The company’s latest numbers show overall pretax earnings increased 11 per cent to €176.5 million in the six-month period. It reiterated its full-year forecast of 8-10 per cent earnings-per-share growth.

The dairy market downturn, which pushed cheese prices down by 8 per cent during the period, saw revenue decline 1.7 per cent to €1.84 billion on the corresponding period last year.

“Global dairy markets remain weak and continue to be a challenge for parts of the business, however the diversity of the Glanbia portfolio has enabled us to navigate this,” she said.

Cautiously optimistic

Despite a string of positive global dairy trade auctions, Ms Talbot remained cautious on whether the slump was finally over.

“Our general view is that we’d be cautiously optimistic, but we don’t believe there will be anything overly dramatic [in terms of price change] for the rest of this year.”

The chief downside risks for the business, she said, were weak market confidence and increased currency volatility in the wake of UK vote to leave the European Union. Brexit “has dialled up the level of uncertainty,” she said.

Revenue from joint ventures and associates fell 9.7 per cent in the first half to €403.3 million, led by a 12.8 per cent drop in pricing due to weaker dairy markets that was partially offset by a 6.6 per cent increase in volumes.

The disposal of Glanbia’s interest in Nutricima in April 2015 led to an additional 2.6 per cent decline in revenue compared with the prior half year, the group said.

“Global performance nutrition has remained the engine of growth during the first half,” said Davy analyst Jack Gorman.

Goodbody analyst Liam Igoe said the earnings per share increase in the first half topped his 8.6 per cent estimate.

Shares in Glanbia rose as much as 2 per cent to €17.87 in Dublin.

++++++++

- PROBLEM: From the Glanbia earnings text, return word for word the part that opens with the words "The dairy market" and closes with "was finally over.".

- Dataset records:
++++++++

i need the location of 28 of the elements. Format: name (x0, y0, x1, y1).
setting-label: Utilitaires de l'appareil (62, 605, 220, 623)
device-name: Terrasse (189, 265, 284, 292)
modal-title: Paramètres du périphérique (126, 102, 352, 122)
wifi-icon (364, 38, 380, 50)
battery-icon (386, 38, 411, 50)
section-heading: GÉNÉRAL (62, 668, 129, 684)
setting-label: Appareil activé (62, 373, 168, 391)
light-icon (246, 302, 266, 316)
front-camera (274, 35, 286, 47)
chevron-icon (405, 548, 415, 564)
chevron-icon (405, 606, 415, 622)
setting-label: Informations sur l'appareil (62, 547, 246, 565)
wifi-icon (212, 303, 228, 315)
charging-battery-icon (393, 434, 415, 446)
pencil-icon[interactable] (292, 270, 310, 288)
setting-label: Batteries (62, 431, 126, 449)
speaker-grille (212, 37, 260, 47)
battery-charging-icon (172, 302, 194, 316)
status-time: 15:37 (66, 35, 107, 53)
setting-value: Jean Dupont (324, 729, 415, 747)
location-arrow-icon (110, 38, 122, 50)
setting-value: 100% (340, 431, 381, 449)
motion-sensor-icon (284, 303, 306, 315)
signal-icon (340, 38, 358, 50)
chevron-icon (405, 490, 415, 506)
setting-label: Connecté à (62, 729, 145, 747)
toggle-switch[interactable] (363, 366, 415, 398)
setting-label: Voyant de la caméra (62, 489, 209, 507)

++++++++

- FULL OUTPUT:
The dairy market downturn, which pushed cheese prices down by 8 per cent during the period, saw revenue decline 1.7 per cent to €1.84 billion on the corresponding period last year.

“Global dairy markets remain weak and continue to be a challenge for parts of the business, however the diversity of the Glanbia portfolio has enabled us to navigate this,” she said.

Cautiously optimistic

Despite a string of positive global dairy trade auctions, Ms Talbot remained cautious on whether the slump was finally over.